Consigne A = Relevez tous les titres de films cités dans le texte, dans leur ordre d'apparition.

Texte à lire =
↓↓↓

PARIS NOUS APPARTIENT

Attention : curiosité. La Duchesse de Varsovie, c’est à la fois l’art de parler de choses graves sans en avoir l’air, l’art de faire un cinéma moderne avec des références classiques, et l’art de passer par l’artifice pour parvenir à l’émotion. A la base de ce drôle de film, il y a un drôle de principe : faire jouer deux comédiens devant des décors uniquement composés de toiles peintes. Un concept à l’économie assumée, comme un hommage aux origines foraines et bricolées du cinéma, et qui rappelle d’ailleurs moins le dernier Resnais (les comédiens d’Aimer boire et chanter jouaient déjà devant des bâches de couleurs) que Rohmer. Le Rohmer de Perceval surtout, dans lequel la fausse naïveté du décor s’adaptait en fait savamment au point de vue des personnages. Le Paris de La Duchesse de Varsovie est un Paris peint, un Paris fantasmé, un tour de vieux carrousel qui mélange la douceur des impressionnistes et à la fantaisie colorée des comédies musicales hollywoodiennes. Un Paris en forme de terrain de jeu, quelque part entre la Nouvelle vague et Drôle de frimousse, mais un Paris littéralement en carton. Ici on ne chante pas, on ne danse pas (ou presque), mais c’est tout comme. Si ce Paris est fantasmé, c’est parce que Valentin et sa grand-mère Nina ont besoin d’y rêver à voix haute, de s’inventer une place à défaut d’en trouver une.

↑↑↑

Entrées fournies =

↓↓↓

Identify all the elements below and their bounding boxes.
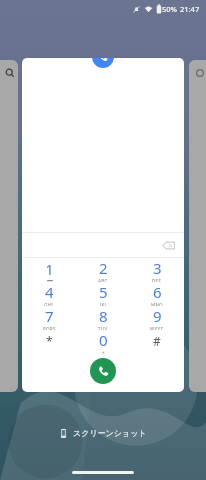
button[interactable]: 2 [76,258,130,282]
staticText: 8 [99,306,108,326]
staticText: 9 [153,306,162,326]
staticText: JKL [100,302,108,306]
button[interactable]: 9 [130,306,184,330]
button[interactable]: Call [90,358,116,384]
button[interactable]: Backspace [22,58,184,392]
button[interactable]: * [22,330,76,354]
button[interactable]: 3 [130,258,184,282]
staticText: PQRS [43,326,56,330]
staticText: 0 [99,330,108,350]
staticText: 21:47 [180,4,200,14]
button[interactable] [0,60,18,392]
staticText: スクリーンショット [73,428,147,438]
button[interactable]: 7 [22,306,76,330]
button[interactable]: # [130,330,184,354]
staticText: 2 [99,258,108,278]
staticText: 5 [99,282,108,302]
button[interactable]: 1 [22,258,76,282]
button[interactable]: スクリーンショット [59,428,147,438]
staticText: 7 [45,306,54,326]
button[interactable]: 8 [76,306,130,330]
staticText: GHI [44,302,54,306]
button[interactable]: 5 [76,282,130,306]
staticText: DEF [152,278,162,282]
staticText: * [46,333,53,349]
button[interactable] [189,60,206,392]
staticText: ABC [98,278,108,282]
staticText: # [153,333,161,349]
staticText: 6 [153,282,162,302]
staticText: TUV [98,326,108,330]
button[interactable]: 4 [22,282,76,306]
button[interactable]: 0 [76,330,130,354]
staticText: + [102,350,105,354]
staticText: 50% [162,4,177,14]
button[interactable]: Phone app [92,58,114,68]
staticText: MNO [151,302,163,306]
button[interactable]: 6 [130,282,184,306]
staticText: 3 [153,258,162,278]
button[interactable]: Backspace [160,237,176,253]
staticText: 4 [45,282,54,302]
staticText: WXYZ [150,326,164,330]
staticText: 1 [45,259,54,279]
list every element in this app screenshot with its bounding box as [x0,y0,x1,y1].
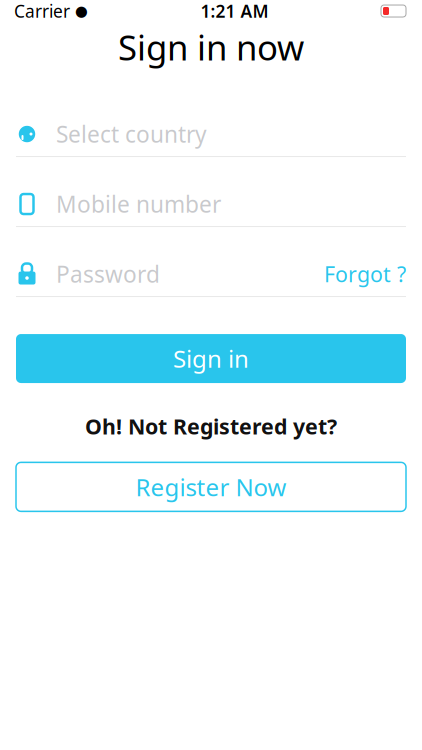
staticText: Password [56,259,160,289]
staticText: Mobile number [56,189,221,219]
staticText: Sign in [173,343,249,374]
button[interactable]: Register Now [16,462,406,511]
button[interactable]: Sign in [16,334,406,383]
staticText: Sign in now [118,24,304,70]
staticText: ● [75,3,88,19]
staticText: Carrier [14,0,70,22]
button[interactable]: Forgot ? [324,260,422,288]
staticText: Select country [56,119,207,149]
staticText: Forgot ? [324,260,406,288]
staticText: Oh! Not Registered yet? [85,412,337,440]
staticText: 1:21 AM [200,0,268,22]
staticText: Register Now [136,471,286,503]
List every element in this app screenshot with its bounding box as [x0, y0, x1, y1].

↑↑↑

Consigne B = Reproduisez à l'identique, s'il vous plaît, les lignes des enregistrements en commençant par celle qui contient "button[interactable]: 2 [76,258,130,282]" et en terminant par celle qui contient "staticText: 4 [45,282,54,302]", ces deux lignes comprises.

Réponse A =
- La Duchesse de Varsovie
- Aimer boire et chanter
- Perceval
- Drôle de frimousse

Réponse B =
button[interactable]: 2 [76,258,130,282]
staticText: 8 [99,306,108,326]
staticText: 9 [153,306,162,326]
staticText: JKL [100,302,108,306]
button[interactable]: 9 [130,306,184,330]
button[interactable]: Call [90,358,116,384]
button[interactable]: Backspace [22,58,184,392]
button[interactable]: * [22,330,76,354]
button[interactable]: 3 [130,258,184,282]
staticText: PQRS [43,326,56,330]
staticText: 0 [99,330,108,350]
staticText: 21:47 [180,4,200,14]
button[interactable] [0,60,18,392]
staticText: スクリーンショット [73,428,147,438]
button[interactable]: 7 [22,306,76,330]
button[interactable]: # [130,330,184,354]
staticText: 2 [99,258,108,278]
staticText: 5 [99,282,108,302]
button[interactable]: 1 [22,258,76,282]
button[interactable]: スクリーンショット [59,428,147,438]
staticText: 7 [45,306,54,326]
button[interactable]: 8 [76,306,130,330]
staticText: GHI [44,302,54,306]
button[interactable]: 5 [76,282,130,306]
staticText: DEF [152,278,162,282]
staticText: * [46,333,53,349]
button[interactable] [189,60,206,392]
staticText: ABC [98,278,108,282]
staticText: # [153,333,161,349]
staticText: 6 [153,282,162,302]
staticText: TUV [98,326,108,330]
button[interactable]: 4 [22,282,76,306]
button[interactable]: 0 [76,330,130,354]
staticText: + [102,350,105,354]
staticText: 50% [162,4,177,14]
button[interactable]: Phone app [92,58,114,68]
staticText: MNO [151,302,163,306]
button[interactable]: 6 [130,282,184,306]
staticText: 3 [153,258,162,278]
button[interactable]: Backspace [160,237,176,253]
staticText: 4 [45,282,54,302]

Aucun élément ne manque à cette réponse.